(Stored entries)

□ □ □

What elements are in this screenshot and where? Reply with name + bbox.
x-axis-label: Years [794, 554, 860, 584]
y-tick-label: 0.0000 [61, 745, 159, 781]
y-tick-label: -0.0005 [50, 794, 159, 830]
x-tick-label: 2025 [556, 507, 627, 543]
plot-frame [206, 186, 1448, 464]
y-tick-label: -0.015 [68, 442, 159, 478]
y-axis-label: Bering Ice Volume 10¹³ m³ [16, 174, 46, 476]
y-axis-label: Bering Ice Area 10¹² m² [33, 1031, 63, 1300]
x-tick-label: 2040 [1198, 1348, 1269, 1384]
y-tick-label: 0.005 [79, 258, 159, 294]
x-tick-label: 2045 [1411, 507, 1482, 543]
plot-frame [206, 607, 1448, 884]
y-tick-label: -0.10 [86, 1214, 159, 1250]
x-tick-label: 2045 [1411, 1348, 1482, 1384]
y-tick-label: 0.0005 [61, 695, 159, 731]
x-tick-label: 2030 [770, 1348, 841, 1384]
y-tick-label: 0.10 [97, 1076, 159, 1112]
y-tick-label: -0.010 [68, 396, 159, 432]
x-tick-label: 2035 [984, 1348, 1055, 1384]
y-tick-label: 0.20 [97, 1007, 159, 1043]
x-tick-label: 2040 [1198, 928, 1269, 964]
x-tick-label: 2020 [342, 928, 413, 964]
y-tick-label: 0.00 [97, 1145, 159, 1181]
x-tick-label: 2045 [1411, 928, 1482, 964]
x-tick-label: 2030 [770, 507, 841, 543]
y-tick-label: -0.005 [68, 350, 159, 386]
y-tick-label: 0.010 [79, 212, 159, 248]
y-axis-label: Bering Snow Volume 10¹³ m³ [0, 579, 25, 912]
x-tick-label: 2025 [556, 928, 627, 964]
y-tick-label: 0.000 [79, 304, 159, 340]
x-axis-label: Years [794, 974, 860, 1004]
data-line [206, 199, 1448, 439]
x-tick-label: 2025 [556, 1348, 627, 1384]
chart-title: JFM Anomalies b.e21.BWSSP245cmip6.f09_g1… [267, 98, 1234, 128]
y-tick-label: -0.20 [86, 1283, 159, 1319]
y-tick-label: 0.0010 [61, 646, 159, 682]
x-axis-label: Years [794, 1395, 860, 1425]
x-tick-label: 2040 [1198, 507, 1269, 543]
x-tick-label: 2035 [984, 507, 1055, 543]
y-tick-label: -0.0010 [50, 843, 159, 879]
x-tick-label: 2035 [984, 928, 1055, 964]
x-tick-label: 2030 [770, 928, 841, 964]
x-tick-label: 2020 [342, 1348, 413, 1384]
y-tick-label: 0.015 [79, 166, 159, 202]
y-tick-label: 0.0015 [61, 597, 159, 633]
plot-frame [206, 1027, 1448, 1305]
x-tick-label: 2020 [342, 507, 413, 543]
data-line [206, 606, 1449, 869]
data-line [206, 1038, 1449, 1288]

□ □ □

→ Short task
Copy out every line of the records above, word for word and in the same order.

→ Output below
What elements are in this screenshot and where? Reply with name + bbox.
x-axis-label: Years [794, 554, 860, 584]
y-tick-label: 0.0000 [61, 745, 159, 781]
y-tick-label: -0.0005 [50, 794, 159, 830]
x-tick-label: 2025 [556, 507, 627, 543]
plot-frame [206, 186, 1448, 464]
y-tick-label: -0.015 [68, 442, 159, 478]
y-axis-label: Bering Ice Volume 10¹³ m³ [16, 174, 46, 476]
y-axis-label: Bering Ice Area 10¹² m² [33, 1031, 63, 1300]
x-tick-label: 2040 [1198, 1348, 1269, 1384]
y-tick-label: 0.005 [79, 258, 159, 294]
x-tick-label: 2045 [1411, 507, 1482, 543]
plot-frame [206, 607, 1448, 884]
y-tick-label: -0.10 [86, 1214, 159, 1250]
x-tick-label: 2045 [1411, 1348, 1482, 1384]
y-tick-label: 0.0005 [61, 695, 159, 731]
x-tick-label: 2030 [770, 1348, 841, 1384]
y-tick-label: 0.10 [97, 1076, 159, 1112]
y-tick-label: -0.010 [68, 396, 159, 432]
x-tick-label: 2035 [984, 1348, 1055, 1384]
y-tick-label: 0.20 [97, 1007, 159, 1043]
x-tick-label: 2040 [1198, 928, 1269, 964]
x-tick-label: 2020 [342, 928, 413, 964]
y-tick-label: 0.00 [97, 1145, 159, 1181]
x-tick-label: 2045 [1411, 928, 1482, 964]
x-tick-label: 2030 [770, 507, 841, 543]
y-tick-label: -0.005 [68, 350, 159, 386]
y-tick-label: 0.010 [79, 212, 159, 248]
y-axis-label: Bering Snow Volume 10¹³ m³ [0, 579, 25, 912]
x-tick-label: 2025 [556, 928, 627, 964]
y-tick-label: 0.000 [79, 304, 159, 340]
x-axis-label: Years [794, 974, 860, 1004]
data-line [206, 199, 1448, 439]
x-tick-label: 2025 [556, 1348, 627, 1384]
chart-title: JFM Anomalies b.e21.BWSSP245cmip6.f09_g1… [267, 98, 1234, 128]
y-tick-label: -0.20 [86, 1283, 159, 1319]
y-tick-label: 0.0010 [61, 646, 159, 682]
x-axis-label: Years [794, 1395, 860, 1425]
x-tick-label: 2040 [1198, 507, 1269, 543]
x-tick-label: 2035 [984, 507, 1055, 543]
y-tick-label: -0.0010 [50, 843, 159, 879]
x-tick-label: 2035 [984, 928, 1055, 964]
x-tick-label: 2030 [770, 928, 841, 964]
x-tick-label: 2020 [342, 1348, 413, 1384]
y-tick-label: 0.015 [79, 166, 159, 202]
y-tick-label: 0.0015 [61, 597, 159, 633]
plot-frame [206, 1027, 1448, 1305]
x-tick-label: 2020 [342, 507, 413, 543]
data-line [206, 606, 1449, 869]
data-line [206, 1038, 1449, 1288]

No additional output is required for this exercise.